(Extracts from a graphics dataset)
- - -

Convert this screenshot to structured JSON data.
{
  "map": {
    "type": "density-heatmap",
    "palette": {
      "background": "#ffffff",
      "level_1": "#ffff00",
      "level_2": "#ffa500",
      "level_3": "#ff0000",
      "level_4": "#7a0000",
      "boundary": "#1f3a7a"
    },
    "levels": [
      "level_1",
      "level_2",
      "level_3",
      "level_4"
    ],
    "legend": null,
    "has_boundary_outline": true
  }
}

- - -

PROBLEM DETAILS:
Your task is to quote all of the data word for word.

TASK SOLUTION:
Convert this screenshot to structured JSON data.
{
  "map": {
    "type": "density-heatmap",
    "palette": {
      "background": "#ffffff",
      "level_1": "#ffff00",
      "level_2": "#ffa500",
      "level_3": "#ff0000",
      "level_4": "#7a0000",
      "boundary": "#1f3a7a"
    },
    "levels": [
      "level_1",
      "level_2",
      "level_3",
      "level_4"
    ],
    "legend": null,
    "has_boundary_outline": true
  }
}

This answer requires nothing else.